■ Exercise material
^^^^^^^^^^^^^^^^

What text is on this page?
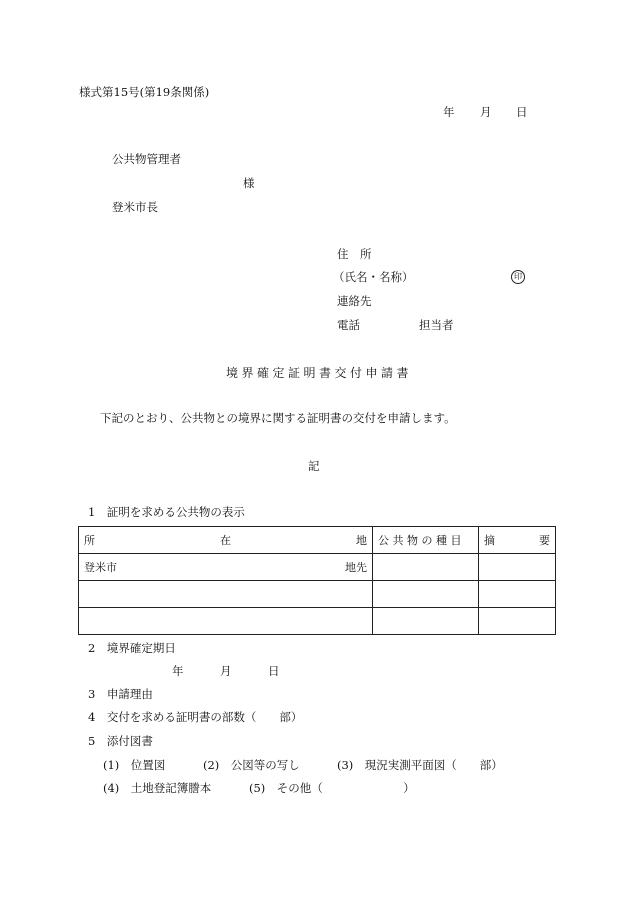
様式第15号(第19条関係)
年 月 日
公共物管理者
様
登米市長
住　所
（氏名・名称）	印
連絡先
電話	担当者
境界確定証明書交付申請書
下記のとおり、公共物との境界に関する証明書の交付を申請します。
記
1　証明を求める公共物の表示
所 在 地	公 共 物 の 種 目	摘 要

登米市 地先		

2　境界確定期日
年	月	日
3　申請理由
4　交付を求める証明書の部数（　　部）
5　添付図書
(1)　位置図	(2)　公図等の写し	(3)　現況実測平面図（　　部）
(4)　土地登記簿謄本	(5)　その他（　　　　　　　）
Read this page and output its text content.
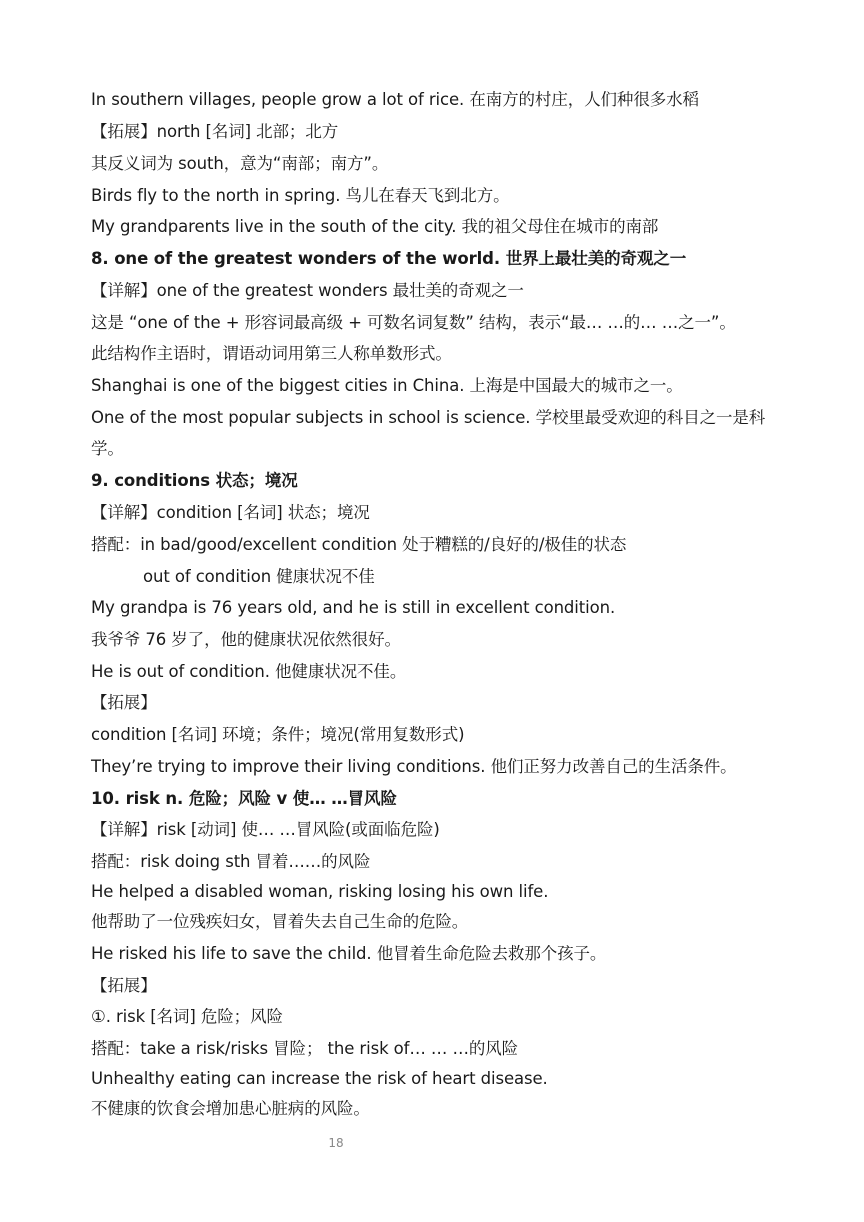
In southern villages, people grow a lot of rice. 在南方的村庄，人们种很多水稻
【拓展】north [名词] 北部；北方
其反义词为 south，意为“南部；南方”。
Birds fly to the north in spring. 鸟儿在春天飞到北方。
My grandparents live in the south of the city. 我的祖父母住在城市的南部
8. one of the greatest wonders of the world. 世界上最壮美的奇观之一
【详解】one of the greatest wonders 最壮美的奇观之一
这是 “one of the + 形容词最高级 + 可数名词复数” 结构，表示“最… …的… …之一”。
此结构作主语时，谓语动词用第三人称单数形式。
Shanghai is one of the biggest cities in China. 上海是中国最大的城市之一。
One of the most popular subjects in school is science. 学校里最受欢迎的科目之一是科
学。
9. conditions 状态；境况
【详解】condition [名词] 状态；境况
搭配：in bad/good/excellent condition 处于糟糕的/良好的/极佳的状态
out of condition 健康状况不佳
My grandpa is 76 years old, and he is still in excellent condition.
我爷爷 76 岁了，他的健康状况依然很好。
He is out of condition. 他健康状况不佳。
【拓展】
condition [名词] 环境；条件；境况(常用复数形式)
They’re trying to improve their living conditions. 他们正努力改善自己的生活条件。
10. risk n. 危险；风险 v 使… …冒风险
【详解】risk [动词] 使… …冒风险(或面临危险)
搭配：risk doing sth 冒着……的风险
He helped a disabled woman, risking losing his own life.
他帮助了一位残疾妇女，冒着失去自己生命的危险。
He risked his life to save the child. 他冒着生命危险去救那个孩子。
【拓展】
①. risk [名词] 危险；风险
搭配：take a risk/risks 冒险； the risk of… … …的风险
Unhealthy eating can increase the risk of heart disease.
不健康的饮食会增加患心脏病的风险。
18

^^^^^^^^^^^^^^^^

■ Written request
Above are the records. Copy every line in them holding "excellent".

■ Correct result
搭配：in bad/good/excellent condition 处于糟糕的/良好的/极佳的状态
My grandpa is 76 years old, and he is still in excellent condition.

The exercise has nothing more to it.